Work to complete: What is the number of lines in the entries that include the word "Полевая"? Respond with the number only.

Input material:
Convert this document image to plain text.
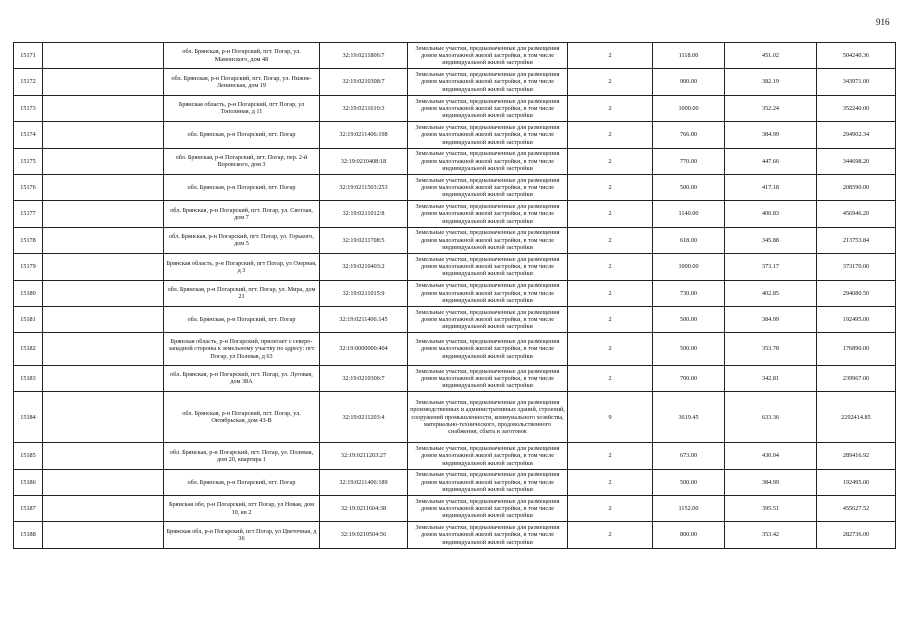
916
15171		обл. Брянская, р-н Погарский, пгт. Погар, ул. Мамонского, дом 48	32:19:0211806:7	Земельные участки, предназначенные для размещения домов малоэтажной жилой застройки, в том числе индивидуальной жилой застройки	2	1118.00	451.02	504240.36
15172		обл. Брянская, р-н Погарский, пгт. Погар, ул. Нижне-Ленинская, дом 19	32:19:0210308:7	Земельные участки, предназначенные для размещения домов малоэтажной жилой застройки, в том числе индивидуальной жилой застройки	2	900.00	382.19	343971.00
15173		Брянская область, р-н Погарский, пгт Погар, ул Тополиная, д 11	32:19:0211610:3	Земельные участки, предназначенные для размещения домов малоэтажной жилой застройки, в том числе индивидуальной жилой застройки	2	1000.00	352.24	352240.00
15174		обл. Брянская, р-н Погарский, пгт. Погар	32:19:0211406:198	Земельные участки, предназначенные для размещения домов малоэтажной жилой застройки, в том числе индивидуальной жилой застройки	2	766.00	384.99	294902.34
15175		обл. Брянская, р-н Погарский, пгт. Погар, пер. 2-й Воровского, дом 3	32:19:0210408:18	Земельные участки, предназначенные для размещения домов малоэтажной жилой застройки, в том числе индивидуальной жилой застройки	2	770.00	447.66	344698.20
15176		обл. Брянская, р-н Погарский, пгт. Погар	32:19:0211503:253	Земельные участки, предназначенные для размещения домов малоэтажной жилой застройки, в том числе индивидуальной жилой застройки	2	500.00	417.18	208590.00
15177		обл. Брянская, р-н Погарский, пгт. Погар, ул. Светлая, дом 7	32:19:0211012:8	Земельные участки, предназначенные для размещения домов малоэтажной жилой застройки, в том числе индивидуальной жилой застройки	2	1140.00	400.83	456946.20
15178		обл. Брянская, р-н Погарский, пгт. Погар, ул. Горького, дом 5	32:19:0211708:5	Земельные участки, предназначенные для размещения домов малоэтажной жилой застройки, в том числе индивидуальной жилой застройки	2	618.00	345.88	213753.84
15179		Брянская область, р-н Погарский, пгт Погар, ул Озерная, д 3	32:19:0210403:2	Земельные участки, предназначенные для размещения домов малоэтажной жилой застройки, в том числе индивидуальной жилой застройки	2	1000.00	373.17	373170.00
15180		обл. Брянская, р-н Погарский, пгт. Погар, ул. Мира, дом 21	32:19:0211015:9	Земельные участки, предназначенные для размещения домов малоэтажной жилой застройки, в том числе индивидуальной жилой застройки	2	730.00	402.85	294080.50
15181		обл. Брянская, р-н Погарский, пгт. Погар	32:19:0211406:145	Земельные участки, предназначенные для размещения домов малоэтажной жилой застройки, в том числе индивидуальной жилой застройки	2	500.00	384.99	192495.00
15182		Брянская область, р-н Погарский, прилегает с северо-западной стороны к земельному участку по адресу: пгт Погар, ул Полевая, д 63	32:19:0000000:404	Земельные участки, предназначенные для размещения домов малоэтажной жилой застройки, в том числе индивидуальной жилой застройки	2	500.00	353.78	176890.00
15183		обл. Брянская, р-н Погарский, пгт. Погар, ул. Луговая, дом 38А	32:19:0210306:7	Земельные участки, предназначенные для размещения домов малоэтажной жилой застройки, в том числе индивидуальной жилой застройки	2	700.00	342.81	239967.00
15184		обл. Брянская, р-н Погарский, пгт. Погар, ул. Октябрьская, дом 43-В	32:19:0211203:4	Земельные участки, предназначенные для размещения производственных и административных зданий, строений, сооружений промышленности, коммунального хозяйства, материально-технического, продовольственного снабжения, сбыта и заготовок	9	3619.45	633.36	2292414.85
15185		обл. Брянская, р-н Погарский, пгт. Погар, ул. Полевая, дом 20, квартира 1	32:19:0211203:27	Земельные участки, предназначенные для размещения домов малоэтажной жилой застройки, в том числе индивидуальной жилой застройки	2	673.00	430.04	289416.92
15186		обл. Брянская, р-н Погарский, пгт. Погар	32:19:0211406:189	Земельные участки, предназначенные для размещения домов малоэтажной жилой застройки, в том числе индивидуальной жилой застройки	2	500.00	384.99	192495.00
15187		Брянская обл, р-н Погарский, пгт Погар, ул Новая, дом 10, кв 2	32:19:0211604:38	Земельные участки, предназначенные для размещения домов малоэтажной жилой застройки, в том числе индивидуальной жилой застройки	2	1152.00	395.51	455627.52
15188		Брянская обл, р-н Погарский, пгт Погар, ул Цветочная, д 36	32:19:0210504:56	Земельные участки, предназначенные для размещения домов малоэтажной жилой застройки, в том числе индивидуальной жилой застройки	2	800.00	353.42	282736.00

Solution to the problem: 2